» SHORT PROBLEM: Only a number is expected: how many lines in the data below contain the word "JSON".

» DATA SUPPLIED:
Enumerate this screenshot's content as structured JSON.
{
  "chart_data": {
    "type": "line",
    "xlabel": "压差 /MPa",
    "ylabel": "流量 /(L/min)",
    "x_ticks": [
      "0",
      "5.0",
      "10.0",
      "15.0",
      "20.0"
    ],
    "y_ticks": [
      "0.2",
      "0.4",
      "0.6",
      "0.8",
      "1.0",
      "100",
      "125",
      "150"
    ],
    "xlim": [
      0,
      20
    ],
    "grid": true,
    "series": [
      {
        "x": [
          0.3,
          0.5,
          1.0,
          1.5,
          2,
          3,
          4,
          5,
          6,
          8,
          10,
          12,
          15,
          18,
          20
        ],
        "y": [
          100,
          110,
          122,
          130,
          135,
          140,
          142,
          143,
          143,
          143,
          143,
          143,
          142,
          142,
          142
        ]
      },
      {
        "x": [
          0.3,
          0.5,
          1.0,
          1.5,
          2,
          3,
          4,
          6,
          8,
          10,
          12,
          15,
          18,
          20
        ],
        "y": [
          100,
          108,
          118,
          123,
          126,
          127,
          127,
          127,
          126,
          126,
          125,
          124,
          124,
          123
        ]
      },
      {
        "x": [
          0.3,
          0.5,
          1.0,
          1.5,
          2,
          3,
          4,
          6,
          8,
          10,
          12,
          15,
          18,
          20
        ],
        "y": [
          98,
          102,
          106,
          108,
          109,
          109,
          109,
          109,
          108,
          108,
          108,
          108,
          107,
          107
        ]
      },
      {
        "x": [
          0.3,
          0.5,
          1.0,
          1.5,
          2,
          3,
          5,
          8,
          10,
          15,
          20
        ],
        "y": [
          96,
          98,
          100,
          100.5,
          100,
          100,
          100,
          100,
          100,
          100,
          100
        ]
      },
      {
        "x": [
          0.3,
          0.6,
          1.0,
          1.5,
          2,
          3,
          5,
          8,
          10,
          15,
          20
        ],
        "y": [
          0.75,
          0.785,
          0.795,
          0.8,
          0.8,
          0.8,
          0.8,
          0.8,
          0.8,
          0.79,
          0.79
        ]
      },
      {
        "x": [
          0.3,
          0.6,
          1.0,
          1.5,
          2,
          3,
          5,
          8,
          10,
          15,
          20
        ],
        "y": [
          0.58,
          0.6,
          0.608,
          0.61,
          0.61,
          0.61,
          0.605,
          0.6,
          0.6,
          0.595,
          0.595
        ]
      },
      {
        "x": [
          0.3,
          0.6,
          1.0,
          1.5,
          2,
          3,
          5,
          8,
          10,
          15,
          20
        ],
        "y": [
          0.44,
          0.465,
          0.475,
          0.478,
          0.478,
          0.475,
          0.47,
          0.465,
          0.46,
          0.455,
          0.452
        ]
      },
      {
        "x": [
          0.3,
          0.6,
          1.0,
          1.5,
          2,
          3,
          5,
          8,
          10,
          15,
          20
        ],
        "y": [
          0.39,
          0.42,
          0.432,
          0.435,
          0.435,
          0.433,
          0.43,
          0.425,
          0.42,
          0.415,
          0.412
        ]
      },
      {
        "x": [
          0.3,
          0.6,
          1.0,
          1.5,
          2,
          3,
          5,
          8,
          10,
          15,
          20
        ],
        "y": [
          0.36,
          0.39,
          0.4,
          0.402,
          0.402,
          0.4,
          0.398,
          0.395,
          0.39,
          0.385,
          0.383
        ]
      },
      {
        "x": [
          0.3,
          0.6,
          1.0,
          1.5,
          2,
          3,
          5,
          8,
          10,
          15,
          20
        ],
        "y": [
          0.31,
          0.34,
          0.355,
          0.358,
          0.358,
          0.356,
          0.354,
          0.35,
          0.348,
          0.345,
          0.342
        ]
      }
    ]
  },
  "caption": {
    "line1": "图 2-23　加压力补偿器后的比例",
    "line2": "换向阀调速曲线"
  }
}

==

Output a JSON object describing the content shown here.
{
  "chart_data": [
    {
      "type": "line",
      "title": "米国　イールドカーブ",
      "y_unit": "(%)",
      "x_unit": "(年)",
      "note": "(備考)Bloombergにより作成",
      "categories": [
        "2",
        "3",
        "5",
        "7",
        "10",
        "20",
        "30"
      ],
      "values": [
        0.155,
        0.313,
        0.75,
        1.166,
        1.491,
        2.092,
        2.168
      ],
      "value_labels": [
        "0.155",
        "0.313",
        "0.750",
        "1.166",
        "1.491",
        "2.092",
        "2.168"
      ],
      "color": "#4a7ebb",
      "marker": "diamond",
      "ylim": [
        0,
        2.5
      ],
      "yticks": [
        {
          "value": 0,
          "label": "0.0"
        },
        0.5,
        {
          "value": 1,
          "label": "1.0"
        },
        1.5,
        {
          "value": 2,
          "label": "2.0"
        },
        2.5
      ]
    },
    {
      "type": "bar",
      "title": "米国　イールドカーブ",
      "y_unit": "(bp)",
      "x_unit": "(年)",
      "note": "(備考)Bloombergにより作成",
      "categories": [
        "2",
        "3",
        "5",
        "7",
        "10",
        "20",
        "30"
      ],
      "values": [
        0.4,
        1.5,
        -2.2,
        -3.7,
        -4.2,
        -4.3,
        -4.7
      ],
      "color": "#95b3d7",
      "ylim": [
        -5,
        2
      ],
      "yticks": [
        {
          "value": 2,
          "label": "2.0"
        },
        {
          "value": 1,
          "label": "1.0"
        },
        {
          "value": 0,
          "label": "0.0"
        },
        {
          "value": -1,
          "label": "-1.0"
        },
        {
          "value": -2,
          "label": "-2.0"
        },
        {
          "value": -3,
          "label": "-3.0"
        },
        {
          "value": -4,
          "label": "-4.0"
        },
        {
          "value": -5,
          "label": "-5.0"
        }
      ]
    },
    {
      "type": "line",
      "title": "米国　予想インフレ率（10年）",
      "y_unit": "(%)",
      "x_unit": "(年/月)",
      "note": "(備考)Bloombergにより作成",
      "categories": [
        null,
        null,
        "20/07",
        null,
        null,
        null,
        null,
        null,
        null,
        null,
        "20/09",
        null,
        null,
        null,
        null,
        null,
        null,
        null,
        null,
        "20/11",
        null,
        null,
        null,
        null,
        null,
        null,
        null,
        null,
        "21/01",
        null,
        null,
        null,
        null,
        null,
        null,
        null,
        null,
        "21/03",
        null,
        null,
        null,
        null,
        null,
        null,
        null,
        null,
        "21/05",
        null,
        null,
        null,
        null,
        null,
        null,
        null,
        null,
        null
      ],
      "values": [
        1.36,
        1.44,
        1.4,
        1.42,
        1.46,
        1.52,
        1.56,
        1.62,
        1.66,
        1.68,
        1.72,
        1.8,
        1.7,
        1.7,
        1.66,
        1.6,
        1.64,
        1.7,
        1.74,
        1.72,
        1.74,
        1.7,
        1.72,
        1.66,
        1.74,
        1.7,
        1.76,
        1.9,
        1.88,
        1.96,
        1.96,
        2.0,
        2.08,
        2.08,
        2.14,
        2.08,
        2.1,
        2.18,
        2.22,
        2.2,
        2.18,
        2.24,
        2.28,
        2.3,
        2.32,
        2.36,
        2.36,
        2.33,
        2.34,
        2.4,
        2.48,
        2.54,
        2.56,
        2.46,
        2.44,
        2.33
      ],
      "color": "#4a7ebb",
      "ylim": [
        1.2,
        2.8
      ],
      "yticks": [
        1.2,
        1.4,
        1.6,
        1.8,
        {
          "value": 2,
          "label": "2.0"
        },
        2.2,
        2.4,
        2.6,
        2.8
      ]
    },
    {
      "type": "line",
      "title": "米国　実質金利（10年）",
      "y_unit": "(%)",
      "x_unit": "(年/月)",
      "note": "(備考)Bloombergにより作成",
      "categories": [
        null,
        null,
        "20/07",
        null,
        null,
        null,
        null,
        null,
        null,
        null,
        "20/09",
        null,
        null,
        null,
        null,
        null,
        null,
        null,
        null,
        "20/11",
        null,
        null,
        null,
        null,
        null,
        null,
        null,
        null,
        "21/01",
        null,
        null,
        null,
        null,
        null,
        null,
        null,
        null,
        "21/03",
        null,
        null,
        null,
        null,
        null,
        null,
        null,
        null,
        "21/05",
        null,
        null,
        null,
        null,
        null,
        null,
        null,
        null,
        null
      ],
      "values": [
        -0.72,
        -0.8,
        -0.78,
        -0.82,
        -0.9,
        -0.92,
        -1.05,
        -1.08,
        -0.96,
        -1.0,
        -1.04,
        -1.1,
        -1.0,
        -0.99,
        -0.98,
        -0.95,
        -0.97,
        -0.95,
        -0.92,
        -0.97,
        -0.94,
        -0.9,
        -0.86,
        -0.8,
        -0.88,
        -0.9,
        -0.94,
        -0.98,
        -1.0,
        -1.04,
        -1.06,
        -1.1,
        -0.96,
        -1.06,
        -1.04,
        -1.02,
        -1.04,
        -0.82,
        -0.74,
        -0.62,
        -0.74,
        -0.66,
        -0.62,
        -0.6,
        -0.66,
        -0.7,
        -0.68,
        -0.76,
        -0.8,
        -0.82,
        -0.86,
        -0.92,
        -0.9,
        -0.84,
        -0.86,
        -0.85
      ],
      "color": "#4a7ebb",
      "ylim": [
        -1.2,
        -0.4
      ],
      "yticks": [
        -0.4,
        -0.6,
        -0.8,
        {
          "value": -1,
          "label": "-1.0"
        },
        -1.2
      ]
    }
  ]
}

» WRITTEN ANSWER: 2